> [Document source]

Décision de la commission : votre commission vous propose d'adopter cet article sans modification.

ARTICLE 2

Réponses ministérielles aux questionnaires budgétaires

Commentaire : le présent article fixe au 10 octobre la date limite des réponses ministérielles aux questionnaires budgétaires.

I. LE DISPOSITIF EN VIGUEUR

L'article 49 de la LOLF fixe au 10 juillet de chaque année la date avant laquelle les rapporteurs spéciaux et les rapporteurs pour avis adressent leurs questionnaires budgétaires aux ministres concernés.

Cet article prescrit, pour la réponse ministérielle, un délai qui, en revanche, n'est pas fixe. En effet, la réponse écrite doit intervenir « au plus tard huit jours francs après la date mentionnée au premier alinéa de l'article 39 » qui est le premier mardi d'octobre (date limite de dépôt et de distribution du projet de loi de finances).

De la sorte, la date limite de réponse n'est pas, à quelques jours près, la même chaque année, puisqu'elle intervient huit jours francs après le premier mardi d'octobre, sans que cette « subtilité » comporte une raison particulière.

II. LES DISPOSITIONS PROPOSÉES

Dans un but très opportun de simplification, il est proposé de prescrire un délai fixe pour les réponses ministérielles, qui serait le 10 octobre .

De la sorte, les ministères disposeraient de très exactement trois mois, de date à date, pour formuler leurs réponses (entre le 10 juillet et le 10 octobre).

Votre commission des finances saisit cette occasion pour que le soin apporté par elle pour respecter le délai de transmission des questions trouve un écho dans la ponctualité des réponses ministérielles . Elle souligne, en outre, que la valeur des réponses ministérielles ne se mesure pas à leur « poids », mais à leur qualité et à leur précision .

Décision de la commission : votre commission vous propose d'adopter cet article sans modification.

ARTICLE 3

Information, dans le projet de loi de finances initiale, sur les emplois rémunérés par les organismes subventionnés

Commentaire : le présent article ajoute à la liste des documents joints au projet de loi de finances de l'année une présentation indicative des emplois rémunérés par les organismes bénéficiaires d'une subvention pour charges de service public, avec la justification des variations par rapport à la situation existante.

I. LE DISPOSITIF PRÉVU PAR LA LOLF

Sous l'empire de l'ordonnance n° 59-2 du 2 janvier 1959 portant loi organique relative aux lois de finances, le vote du Parlement en matière d'emplois publics portait sur une autorisation de dépenses de personnel et donc de flux d'emplois (création ou suppression d'emplois budgétaires).

La LOLF prévoit, pour sa part, que l'autorisation parlementaire portera, à partir de l'examen du projet de loi de finances pour 2006, sur un plafond exprimé en masse salariale et en stock d'emplois . Les plafonds seront spécialisés par ministère 11 ( * ) , d'une part, au titre des dépenses de personnel (titre 2) et, d'autre part, en termes de nombre d'emplois autorisés.

Chaque emploi sera calculé en équivalent temps plein, indépendamment de la catégorie (A, B ou C) à laquelle il se rattache.

En d'autres termes, l'ouverture de crédits limitatifs pour le personnel sera complétée par une limitation du nombre d'emplois que ces crédits seront autorisés à financer . Le vote du Parlement portera, non plus sur un flux d'emplois théoriques mais sur un stock global d'effectifs réels, indépendamment des statuts (titulaires, contractuels...).

(Listes de coordonnées des cadres)
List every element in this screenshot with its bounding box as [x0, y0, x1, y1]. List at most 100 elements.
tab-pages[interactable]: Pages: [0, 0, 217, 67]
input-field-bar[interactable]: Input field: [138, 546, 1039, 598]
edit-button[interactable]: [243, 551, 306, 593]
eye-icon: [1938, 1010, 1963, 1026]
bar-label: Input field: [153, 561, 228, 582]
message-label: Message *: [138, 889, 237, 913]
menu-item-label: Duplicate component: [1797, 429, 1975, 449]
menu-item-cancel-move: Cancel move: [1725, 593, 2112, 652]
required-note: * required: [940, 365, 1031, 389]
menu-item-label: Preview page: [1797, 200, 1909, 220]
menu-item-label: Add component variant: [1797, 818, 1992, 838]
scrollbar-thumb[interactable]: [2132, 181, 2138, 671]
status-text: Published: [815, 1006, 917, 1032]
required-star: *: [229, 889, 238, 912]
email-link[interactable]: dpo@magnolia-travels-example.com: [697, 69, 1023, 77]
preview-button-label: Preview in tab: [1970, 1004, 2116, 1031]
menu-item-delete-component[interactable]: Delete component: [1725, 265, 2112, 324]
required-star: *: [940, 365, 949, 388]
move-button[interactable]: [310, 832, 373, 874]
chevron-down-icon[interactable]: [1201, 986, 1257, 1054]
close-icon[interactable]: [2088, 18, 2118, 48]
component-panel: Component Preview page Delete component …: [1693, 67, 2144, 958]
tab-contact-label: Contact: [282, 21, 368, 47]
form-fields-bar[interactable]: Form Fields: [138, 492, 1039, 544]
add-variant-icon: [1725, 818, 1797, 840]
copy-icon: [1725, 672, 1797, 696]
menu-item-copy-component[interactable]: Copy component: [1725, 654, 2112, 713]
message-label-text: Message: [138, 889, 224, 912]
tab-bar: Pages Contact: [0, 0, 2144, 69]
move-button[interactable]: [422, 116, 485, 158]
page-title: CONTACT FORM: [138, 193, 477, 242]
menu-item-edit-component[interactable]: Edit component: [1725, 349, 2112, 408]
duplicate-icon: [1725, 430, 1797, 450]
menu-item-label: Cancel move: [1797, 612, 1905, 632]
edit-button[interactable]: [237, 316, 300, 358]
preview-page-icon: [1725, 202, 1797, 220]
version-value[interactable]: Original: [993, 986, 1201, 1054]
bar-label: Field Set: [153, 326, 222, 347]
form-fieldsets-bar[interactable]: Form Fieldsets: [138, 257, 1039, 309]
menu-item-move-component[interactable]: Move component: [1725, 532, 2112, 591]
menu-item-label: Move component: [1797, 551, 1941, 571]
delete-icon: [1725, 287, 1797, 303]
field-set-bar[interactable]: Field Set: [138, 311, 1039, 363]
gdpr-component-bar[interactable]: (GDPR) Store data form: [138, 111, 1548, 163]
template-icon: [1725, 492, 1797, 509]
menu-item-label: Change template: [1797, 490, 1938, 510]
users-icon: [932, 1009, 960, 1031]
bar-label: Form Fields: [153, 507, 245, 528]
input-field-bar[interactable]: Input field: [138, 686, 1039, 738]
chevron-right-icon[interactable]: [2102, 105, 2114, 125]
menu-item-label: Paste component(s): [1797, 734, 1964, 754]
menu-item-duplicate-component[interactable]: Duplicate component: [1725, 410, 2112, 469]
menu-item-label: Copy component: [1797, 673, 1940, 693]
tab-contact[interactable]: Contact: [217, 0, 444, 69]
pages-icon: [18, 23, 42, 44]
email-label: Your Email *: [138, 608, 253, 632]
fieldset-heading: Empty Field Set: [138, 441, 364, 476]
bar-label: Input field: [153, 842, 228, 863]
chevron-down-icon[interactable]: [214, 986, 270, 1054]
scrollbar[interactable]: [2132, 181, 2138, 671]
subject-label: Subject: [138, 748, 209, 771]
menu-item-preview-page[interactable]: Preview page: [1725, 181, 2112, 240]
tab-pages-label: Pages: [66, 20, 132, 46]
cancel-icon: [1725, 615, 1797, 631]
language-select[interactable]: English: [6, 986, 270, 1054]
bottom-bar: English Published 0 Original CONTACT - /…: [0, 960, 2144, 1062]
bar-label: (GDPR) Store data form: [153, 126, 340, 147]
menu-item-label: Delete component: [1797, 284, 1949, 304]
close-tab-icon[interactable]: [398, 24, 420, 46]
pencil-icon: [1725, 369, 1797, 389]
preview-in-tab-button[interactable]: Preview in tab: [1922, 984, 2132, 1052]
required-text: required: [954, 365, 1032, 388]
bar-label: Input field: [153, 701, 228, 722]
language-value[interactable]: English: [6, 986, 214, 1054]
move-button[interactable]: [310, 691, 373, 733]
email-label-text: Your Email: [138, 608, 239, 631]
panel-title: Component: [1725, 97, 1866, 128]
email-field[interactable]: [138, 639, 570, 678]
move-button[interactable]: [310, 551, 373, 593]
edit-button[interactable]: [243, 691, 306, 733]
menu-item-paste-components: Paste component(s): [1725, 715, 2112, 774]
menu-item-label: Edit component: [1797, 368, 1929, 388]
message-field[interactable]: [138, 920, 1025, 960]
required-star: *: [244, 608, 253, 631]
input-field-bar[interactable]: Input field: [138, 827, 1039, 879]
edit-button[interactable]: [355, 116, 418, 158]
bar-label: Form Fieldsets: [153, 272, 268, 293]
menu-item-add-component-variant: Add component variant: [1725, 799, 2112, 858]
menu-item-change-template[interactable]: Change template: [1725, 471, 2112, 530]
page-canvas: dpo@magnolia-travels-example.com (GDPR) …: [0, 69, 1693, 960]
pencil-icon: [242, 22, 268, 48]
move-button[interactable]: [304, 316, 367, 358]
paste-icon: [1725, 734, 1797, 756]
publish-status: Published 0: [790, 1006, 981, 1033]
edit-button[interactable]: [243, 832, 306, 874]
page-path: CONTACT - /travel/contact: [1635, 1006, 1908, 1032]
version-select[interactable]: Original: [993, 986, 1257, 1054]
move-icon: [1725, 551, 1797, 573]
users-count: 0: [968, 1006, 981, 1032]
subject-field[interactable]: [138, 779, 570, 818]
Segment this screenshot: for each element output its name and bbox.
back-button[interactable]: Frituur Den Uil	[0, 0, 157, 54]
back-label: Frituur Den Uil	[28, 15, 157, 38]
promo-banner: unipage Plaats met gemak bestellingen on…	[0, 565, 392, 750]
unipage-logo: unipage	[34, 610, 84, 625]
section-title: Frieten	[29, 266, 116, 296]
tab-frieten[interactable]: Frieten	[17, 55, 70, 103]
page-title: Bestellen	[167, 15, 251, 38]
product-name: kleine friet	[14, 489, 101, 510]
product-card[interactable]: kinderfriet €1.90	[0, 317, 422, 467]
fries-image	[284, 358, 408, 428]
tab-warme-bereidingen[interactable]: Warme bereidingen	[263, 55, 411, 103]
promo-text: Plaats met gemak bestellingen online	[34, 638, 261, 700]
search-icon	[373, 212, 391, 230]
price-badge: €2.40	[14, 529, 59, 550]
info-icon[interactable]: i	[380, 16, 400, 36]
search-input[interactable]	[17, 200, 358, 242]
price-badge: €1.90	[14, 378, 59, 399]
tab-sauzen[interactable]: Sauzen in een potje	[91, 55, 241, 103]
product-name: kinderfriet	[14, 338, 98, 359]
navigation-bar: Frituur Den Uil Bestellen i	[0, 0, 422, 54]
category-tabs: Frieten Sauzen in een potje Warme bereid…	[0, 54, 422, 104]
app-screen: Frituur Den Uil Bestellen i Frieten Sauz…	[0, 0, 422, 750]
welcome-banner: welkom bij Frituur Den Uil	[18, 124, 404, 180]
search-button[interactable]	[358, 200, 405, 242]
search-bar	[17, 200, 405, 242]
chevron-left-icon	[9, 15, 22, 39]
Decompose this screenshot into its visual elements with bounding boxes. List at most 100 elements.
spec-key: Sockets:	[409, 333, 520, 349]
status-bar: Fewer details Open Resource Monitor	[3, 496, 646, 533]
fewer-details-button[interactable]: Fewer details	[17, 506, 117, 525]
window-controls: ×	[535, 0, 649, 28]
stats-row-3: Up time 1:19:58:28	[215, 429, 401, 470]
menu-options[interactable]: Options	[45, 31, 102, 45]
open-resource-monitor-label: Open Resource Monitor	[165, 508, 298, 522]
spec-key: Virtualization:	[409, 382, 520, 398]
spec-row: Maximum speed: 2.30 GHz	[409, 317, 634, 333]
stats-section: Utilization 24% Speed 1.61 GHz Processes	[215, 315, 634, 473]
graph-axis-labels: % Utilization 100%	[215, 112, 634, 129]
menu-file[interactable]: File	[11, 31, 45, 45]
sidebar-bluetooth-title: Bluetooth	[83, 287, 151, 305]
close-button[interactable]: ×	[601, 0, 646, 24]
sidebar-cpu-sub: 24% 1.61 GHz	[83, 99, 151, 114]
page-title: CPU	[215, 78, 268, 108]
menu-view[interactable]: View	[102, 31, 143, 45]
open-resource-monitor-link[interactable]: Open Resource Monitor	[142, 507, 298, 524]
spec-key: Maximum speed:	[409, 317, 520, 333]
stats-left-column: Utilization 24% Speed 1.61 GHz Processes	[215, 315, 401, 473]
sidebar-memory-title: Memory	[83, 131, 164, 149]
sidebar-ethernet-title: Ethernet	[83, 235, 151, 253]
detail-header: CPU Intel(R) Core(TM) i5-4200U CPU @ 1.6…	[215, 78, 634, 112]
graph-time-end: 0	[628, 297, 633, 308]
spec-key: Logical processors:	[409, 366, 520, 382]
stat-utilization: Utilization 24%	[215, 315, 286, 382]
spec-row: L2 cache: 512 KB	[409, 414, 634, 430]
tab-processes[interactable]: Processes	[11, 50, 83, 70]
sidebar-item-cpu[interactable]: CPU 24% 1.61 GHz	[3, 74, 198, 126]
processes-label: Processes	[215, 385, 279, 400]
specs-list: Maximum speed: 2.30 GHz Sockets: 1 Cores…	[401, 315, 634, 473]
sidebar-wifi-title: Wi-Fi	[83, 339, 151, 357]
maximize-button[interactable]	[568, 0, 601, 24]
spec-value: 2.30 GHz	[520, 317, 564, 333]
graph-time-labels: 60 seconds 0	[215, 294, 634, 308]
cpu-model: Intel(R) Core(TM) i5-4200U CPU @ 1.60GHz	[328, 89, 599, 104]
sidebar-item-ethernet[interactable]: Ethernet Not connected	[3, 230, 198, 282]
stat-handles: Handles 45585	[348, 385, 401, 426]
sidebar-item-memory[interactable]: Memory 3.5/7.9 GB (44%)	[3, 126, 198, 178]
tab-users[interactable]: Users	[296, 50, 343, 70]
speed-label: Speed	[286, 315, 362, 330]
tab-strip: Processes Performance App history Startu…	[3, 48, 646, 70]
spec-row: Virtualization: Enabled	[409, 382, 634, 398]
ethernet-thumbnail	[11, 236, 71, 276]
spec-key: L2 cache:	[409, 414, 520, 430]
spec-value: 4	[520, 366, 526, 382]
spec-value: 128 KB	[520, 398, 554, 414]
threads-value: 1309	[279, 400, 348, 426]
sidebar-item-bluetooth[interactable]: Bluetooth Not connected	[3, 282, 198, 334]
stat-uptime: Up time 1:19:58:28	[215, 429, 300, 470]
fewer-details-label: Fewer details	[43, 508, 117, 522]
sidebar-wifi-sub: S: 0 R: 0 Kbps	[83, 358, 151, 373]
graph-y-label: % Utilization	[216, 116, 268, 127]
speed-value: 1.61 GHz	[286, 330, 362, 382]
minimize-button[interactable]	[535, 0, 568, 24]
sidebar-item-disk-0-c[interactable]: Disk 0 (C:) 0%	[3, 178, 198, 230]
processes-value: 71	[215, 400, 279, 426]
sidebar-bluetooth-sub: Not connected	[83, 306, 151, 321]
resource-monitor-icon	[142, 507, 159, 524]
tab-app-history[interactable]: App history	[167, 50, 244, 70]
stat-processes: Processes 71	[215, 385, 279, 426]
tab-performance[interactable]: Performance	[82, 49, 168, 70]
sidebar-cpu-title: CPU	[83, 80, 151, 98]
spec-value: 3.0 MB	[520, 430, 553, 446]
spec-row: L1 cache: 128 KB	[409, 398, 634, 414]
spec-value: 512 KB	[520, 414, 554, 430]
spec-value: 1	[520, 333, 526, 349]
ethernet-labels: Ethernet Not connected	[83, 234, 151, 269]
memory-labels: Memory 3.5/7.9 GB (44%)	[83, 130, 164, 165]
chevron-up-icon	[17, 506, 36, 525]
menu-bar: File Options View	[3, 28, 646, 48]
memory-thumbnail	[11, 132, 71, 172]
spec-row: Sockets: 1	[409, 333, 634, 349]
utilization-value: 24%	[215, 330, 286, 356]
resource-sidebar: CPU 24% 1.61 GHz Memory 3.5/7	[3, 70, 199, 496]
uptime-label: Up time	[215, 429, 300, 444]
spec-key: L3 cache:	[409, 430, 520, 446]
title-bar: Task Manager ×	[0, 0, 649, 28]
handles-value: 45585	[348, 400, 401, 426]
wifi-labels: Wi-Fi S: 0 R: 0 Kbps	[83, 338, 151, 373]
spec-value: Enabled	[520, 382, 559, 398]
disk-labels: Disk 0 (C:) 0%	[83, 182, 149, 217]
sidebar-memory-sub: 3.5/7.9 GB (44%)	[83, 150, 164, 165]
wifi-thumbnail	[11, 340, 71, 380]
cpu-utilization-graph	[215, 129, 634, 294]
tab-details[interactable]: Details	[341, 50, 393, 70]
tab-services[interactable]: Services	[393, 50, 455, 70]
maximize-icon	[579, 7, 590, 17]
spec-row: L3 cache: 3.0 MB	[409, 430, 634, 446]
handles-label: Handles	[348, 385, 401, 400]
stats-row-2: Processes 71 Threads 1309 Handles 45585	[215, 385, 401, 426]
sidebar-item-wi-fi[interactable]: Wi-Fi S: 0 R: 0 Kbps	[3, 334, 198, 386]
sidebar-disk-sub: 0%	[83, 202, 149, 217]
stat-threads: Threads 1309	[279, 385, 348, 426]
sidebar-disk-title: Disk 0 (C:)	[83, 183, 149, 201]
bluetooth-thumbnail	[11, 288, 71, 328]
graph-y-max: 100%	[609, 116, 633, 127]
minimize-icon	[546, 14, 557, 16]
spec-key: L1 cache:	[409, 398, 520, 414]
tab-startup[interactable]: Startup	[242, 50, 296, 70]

> [Exercice proposé A] Indiquez si chacune des affirmations suivantes concorde avec le rapport sur la LOLF, en répondant par oui ou par non et en citant mot pour mot les termes du rapport qui tranchent. (i) L'article 49 de la LOLF fixe au 10 juillet la date limite d'envoi des questionnaires budgétaires aux ministres. (ii) Chaque emploi sera calculé en fonction de sa catégorie (A, B ou C). (iii) Avec le délai proposé, les ministères disposeraient de trois mois pour répondre.
> [Exercice proposé B] Réécrivez le passage du rapport sur la LOLF compris entre « La LOLF prévoit, pour » et « statuts (titulaires, contractuels...). », bornes incluses, en remplaçant « masse salariale » par « dépenses de rémunération ».
> [Exercice proposé C] Prolongez le rapport sur la LOLF à partir de l'endroit où il s'arrête.

> [Réponse rédigée A]
(i) Oui : « L'article 49 de la LOLF fixe au 10 juillet de chaque année la date avant laquelle les rapporteurs spéciaux et les rapporteurs pour avis adressent leurs questionnaires budgétaires aux ministres concernés. »
(ii) Non : « Chaque emploi sera calculé en équivalent temps plein, indépendamment de la catégorie (A, B ou C) à laquelle il se rattache. »
(iii) Oui : « les ministères disposeraient de très exactement trois mois, de date à date, pour formuler leurs réponses »

> [Réponse rédigée B]
La LOLF prévoit, pour sa part, que l'autorisation parlementaire portera, à partir de l'examen du projet de loi de finances pour 2006, sur un plafond exprimé en dépenses de rémunération et en stock d'emplois . Les plafonds seront spécialisés par ministère 11 ( * ) , d'une part, au titre des dépenses de personnel (titre 2) et, d'autre part, en termes de nombre d'emplois autorisés.

Chaque emploi sera calculé en équivalent temps plein, indépendamment de la catégorie (A, B ou C) à laquelle il se rattache.

En d'autres termes, l'ouverture de crédits limitatifs pour le personnel sera complétée par une limitation du nombre d'emplois que ces crédits seront autorisés à financer . Le vote du Parlement portera, non plus sur un flux d'emplois théoriques mais sur un stock global d'effectifs réels, indépendamment des statuts (titulaires, contractuels...).

> [Réponse rédigée C]
Il en résulte que seuls les emplois juridiquement rémunérés par l'Etat sont inclus dans le champ du plafond d'emplois.

En revanche, les personnels dont la rémunération est couverte par les subventions pour charges de service public ne seront pas compris dans le plafond . Les dépenses correspondantes figureront au titre 3 (dépenses de fonctionnement) 12 ( * ) . Selon le ministère de l'économie, des finances et de l'industrie, seront ainsi « hors plafond » environ 200.000 agents au service de quelque 600 opérateurs (établissements publics administratifs nationaux, certains établissements publics industriels et commerciaux, comme l'Opéra de Paris et quelques associations, comme l'Association pour la formation professionnelle des adultes).

Le risque de cette situation pourrait être que l'Etat soit tenté, pour échapper à l'autorisation parlementaire en matière d'emplois publics, d'encourager la mise en oeuvre de certaines politiques par l'intermédiaire d'opérateurs extérieurs (établissement public ou association bénéficiant d'une subvention de l'Etat).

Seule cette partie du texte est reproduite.